● **TASK TO COMPLETE**:
Each record that follows should be repeated exactly, minus any images.

● **DATA ENTRIES**:
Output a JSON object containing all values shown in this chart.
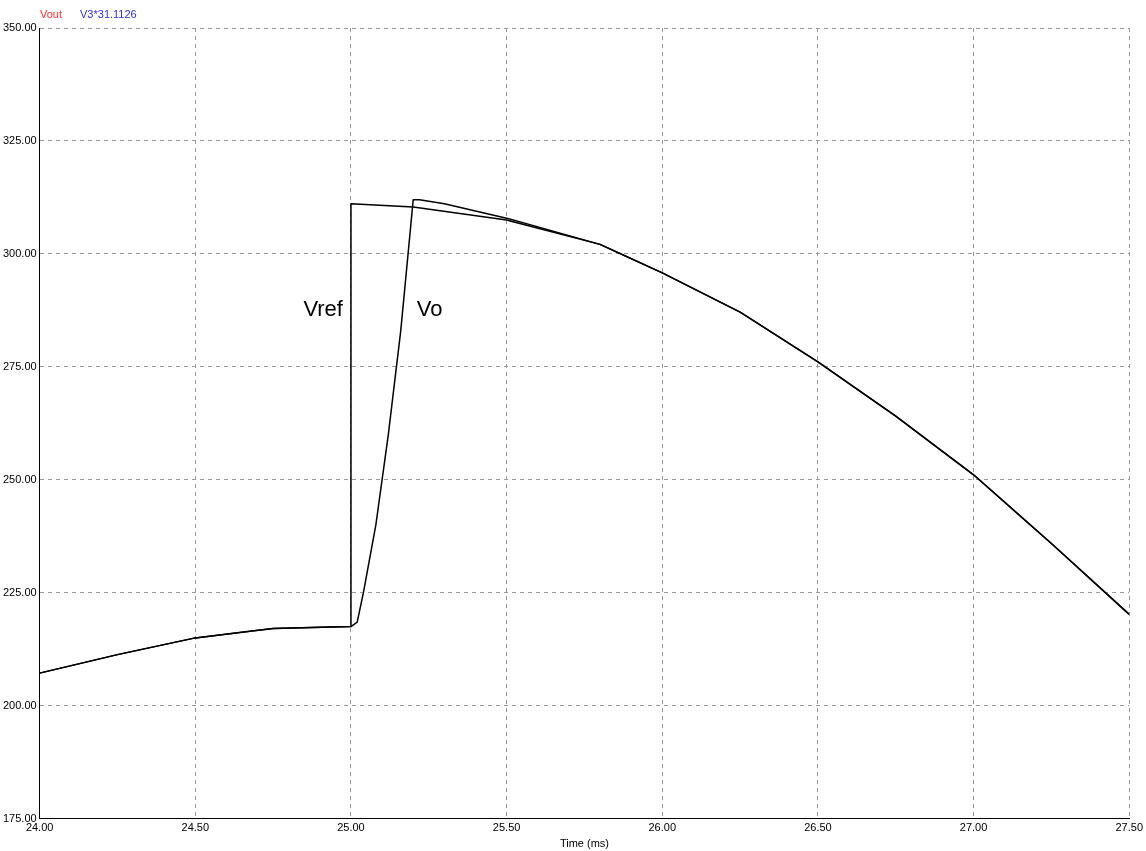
{
  "chart_data": {
    "type": "line",
    "xlabel": "Time (ms)",
    "xlim": [
      24,
      27.5
    ],
    "xticks": [
      {
        "value": 24,
        "label": "24.00"
      },
      {
        "value": 24.5,
        "label": "24.50"
      },
      {
        "value": 25,
        "label": "25.00"
      },
      {
        "value": 25.5,
        "label": "25.50"
      },
      {
        "value": 26,
        "label": "26.00"
      },
      {
        "value": 26.5,
        "label": "26.50"
      },
      {
        "value": 27,
        "label": "27.00"
      },
      {
        "value": 27.5,
        "label": "27.50"
      }
    ],
    "ylim": [
      175,
      350
    ],
    "yticks": [
      {
        "value": 175,
        "label": "175.00"
      },
      {
        "value": 200,
        "label": "200.00"
      },
      {
        "value": 225,
        "label": "225.00"
      },
      {
        "value": 250,
        "label": "250.00"
      },
      {
        "value": 275,
        "label": "275.00"
      },
      {
        "value": 300,
        "label": "300.00"
      },
      {
        "value": 325,
        "label": "325.00"
      },
      {
        "value": 350,
        "label": "350.00"
      }
    ],
    "grid": true,
    "line_style": "solid",
    "marker": "none",
    "series": [
      {
        "name": "Vref",
        "color": "#000000",
        "x": [
          24,
          24.25,
          24.5,
          24.75,
          25,
          25,
          25.2,
          25.5,
          25.8,
          26,
          26.25,
          26.5,
          26.75,
          27,
          27.25,
          27.5
        ],
        "values": [
          207.2,
          211.3,
          215,
          217.1,
          217.5,
          311.1,
          310.4,
          307.5,
          302.1,
          295.8,
          287.1,
          276.1,
          264.1,
          251.1,
          235.9,
          220.2
        ]
      },
      {
        "name": "Vo",
        "color": "#000000",
        "x": [
          24,
          24.25,
          24.5,
          24.75,
          25,
          25.02,
          25.04,
          25.08,
          25.12,
          25.16,
          25.2,
          25.22,
          25.3,
          25.5,
          25.8,
          26,
          26.25,
          26.5,
          26.75,
          27,
          27.25,
          27.5
        ],
        "values": [
          207.2,
          211.3,
          215,
          217.1,
          217.5,
          218.5,
          225,
          240,
          260,
          283,
          312,
          312,
          311.1,
          307.9,
          302.1,
          295.8,
          287.1,
          276.1,
          264.1,
          251.1,
          235.9,
          220.2
        ]
      }
    ],
    "annotations": [
      "Vout",
      "V3*31.1126"
    ]
  }
}
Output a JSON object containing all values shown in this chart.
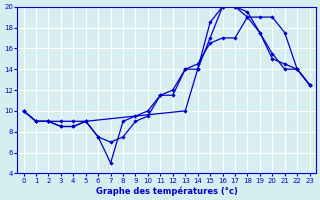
{
  "title": "Graphe des températures (°c)",
  "bg_color": "#d6eef0",
  "line_color": "#0000cc",
  "grid_color": "#ffffff",
  "xlim": [
    -0.5,
    23.5
  ],
  "ylim": [
    4,
    20
  ],
  "xticks": [
    0,
    1,
    2,
    3,
    4,
    5,
    6,
    7,
    8,
    9,
    10,
    11,
    12,
    13,
    14,
    15,
    16,
    17,
    18,
    19,
    20,
    21,
    22,
    23
  ],
  "yticks": [
    4,
    6,
    8,
    10,
    12,
    14,
    16,
    18,
    20
  ],
  "line1_x": [
    0,
    1,
    2,
    3,
    4,
    5,
    13,
    14,
    15,
    16,
    17,
    18,
    19,
    20,
    21,
    22,
    23
  ],
  "line1_y": [
    10,
    9,
    9,
    9,
    9,
    9,
    10,
    14,
    17,
    20,
    20,
    19.5,
    17.5,
    15.5,
    14,
    14,
    12.5
  ],
  "line2_x": [
    0,
    1,
    2,
    3,
    4,
    5,
    6,
    7,
    8,
    9,
    10,
    11,
    12,
    13,
    14,
    15,
    16,
    17,
    18,
    19,
    20,
    21,
    22,
    23
  ],
  "line2_y": [
    10,
    9,
    9,
    8.5,
    8.5,
    9,
    7.5,
    7,
    7.5,
    9,
    9.5,
    11.5,
    11.5,
    14,
    14,
    18.5,
    20,
    20,
    19,
    17.5,
    15,
    14.5,
    14,
    12.5
  ],
  "line3_x": [
    0,
    1,
    2,
    3,
    4,
    5,
    6,
    7,
    8,
    9,
    10,
    11,
    12,
    13,
    14,
    15,
    16,
    17,
    18,
    19,
    20,
    21,
    22,
    23
  ],
  "line3_y": [
    10,
    9,
    9,
    8.5,
    8.5,
    9,
    7.5,
    5,
    9,
    9.5,
    10,
    11.5,
    12,
    14,
    14.5,
    16.5,
    17,
    17,
    19,
    19,
    19,
    17.5,
    14,
    12.5
  ]
}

● **REPLY TO THE EXERCISE**:
Output a JSON object containing all values shown in this chart.
{
  "chart_data": {
    "type": "line",
    "xlabel": "Time (ms)",
    "xlim": [
      24,
      27.5
    ],
    "xticks": [
      {
        "value": 24,
        "label": "24.00"
      },
      {
        "value": 24.5,
        "label": "24.50"
      },
      {
        "value": 25,
        "label": "25.00"
      },
      {
        "value": 25.5,
        "label": "25.50"
      },
      {
        "value": 26,
        "label": "26.00"
      },
      {
        "value": 26.5,
        "label": "26.50"
      },
      {
        "value": 27,
        "label": "27.00"
      },
      {
        "value": 27.5,
        "label": "27.50"
      }
    ],
    "ylim": [
      175,
      350
    ],
    "yticks": [
      {
        "value": 175,
        "label": "175.00"
      },
      {
        "value": 200,
        "label": "200.00"
      },
      {
        "value": 225,
        "label": "225.00"
      },
      {
        "value": 250,
        "label": "250.00"
      },
      {
        "value": 275,
        "label": "275.00"
      },
      {
        "value": 300,
        "label": "300.00"
      },
      {
        "value": 325,
        "label": "325.00"
      },
      {
        "value": 350,
        "label": "350.00"
      }
    ],
    "grid": true,
    "line_style": "solid",
    "marker": "none",
    "series": [
      {
        "name": "Vref",
        "color": "#000000",
        "x": [
          24,
          24.25,
          24.5,
          24.75,
          25,
          25,
          25.2,
          25.5,
          25.8,
          26,
          26.25,
          26.5,
          26.75,
          27,
          27.25,
          27.5
        ],
        "values": [
          207.2,
          211.3,
          215,
          217.1,
          217.5,
          311.1,
          310.4,
          307.5,
          302.1,
          295.8,
          287.1,
          276.1,
          264.1,
          251.1,
          235.9,
          220.2
        ]
      },
      {
        "name": "Vo",
        "color": "#000000",
        "x": [
          24,
          24.25,
          24.5,
          24.75,
          25,
          25.02,
          25.04,
          25.08,
          25.12,
          25.16,
          25.2,
          25.22,
          25.3,
          25.5,
          25.8,
          26,
          26.25,
          26.5,
          26.75,
          27,
          27.25,
          27.5
        ],
        "values": [
          207.2,
          211.3,
          215,
          217.1,
          217.5,
          218.5,
          225,
          240,
          260,
          283,
          312,
          312,
          311.1,
          307.9,
          302.1,
          295.8,
          287.1,
          276.1,
          264.1,
          251.1,
          235.9,
          220.2
        ]
      }
    ],
    "annotations": [
      "Vout",
      "V3*31.1126"
    ]
  }
}
Output a JSON object containing all values shown in this chart.
{
  "title": "Graphe des températures (°c)",
  "bg_color": "#d6eef0",
  "line_color": "#0000cc",
  "grid_color": "#ffffff",
  "xlim": [
    -0.5,
    23.5
  ],
  "ylim": [
    4,
    20
  ],
  "xticks": [
    0,
    1,
    2,
    3,
    4,
    5,
    6,
    7,
    8,
    9,
    10,
    11,
    12,
    13,
    14,
    15,
    16,
    17,
    18,
    19,
    20,
    21,
    22,
    23
  ],
  "yticks": [
    4,
    6,
    8,
    10,
    12,
    14,
    16,
    18,
    20
  ],
  "line1_x": [
    0,
    1,
    2,
    3,
    4,
    5,
    13,
    14,
    15,
    16,
    17,
    18,
    19,
    20,
    21,
    22,
    23
  ],
  "line1_y": [
    10,
    9,
    9,
    9,
    9,
    9,
    10,
    14,
    17,
    20,
    20,
    19.5,
    17.5,
    15.5,
    14,
    14,
    12.5
  ],
  "line2_x": [
    0,
    1,
    2,
    3,
    4,
    5,
    6,
    7,
    8,
    9,
    10,
    11,
    12,
    13,
    14,
    15,
    16,
    17,
    18,
    19,
    20,
    21,
    22,
    23
  ],
  "line2_y": [
    10,
    9,
    9,
    8.5,
    8.5,
    9,
    7.5,
    7,
    7.5,
    9,
    9.5,
    11.5,
    11.5,
    14,
    14,
    18.5,
    20,
    20,
    19,
    17.5,
    15,
    14.5,
    14,
    12.5
  ],
  "line3_x": [
    0,
    1,
    2,
    3,
    4,
    5,
    6,
    7,
    8,
    9,
    10,
    11,
    12,
    13,
    14,
    15,
    16,
    17,
    18,
    19,
    20,
    21,
    22,
    23
  ],
  "line3_y": [
    10,
    9,
    9,
    8.5,
    8.5,
    9,
    7.5,
    5,
    9,
    9.5,
    10,
    11.5,
    12,
    14,
    14.5,
    16.5,
    17,
    17,
    19,
    19,
    19,
    17.5,
    14,
    12.5
  ]
}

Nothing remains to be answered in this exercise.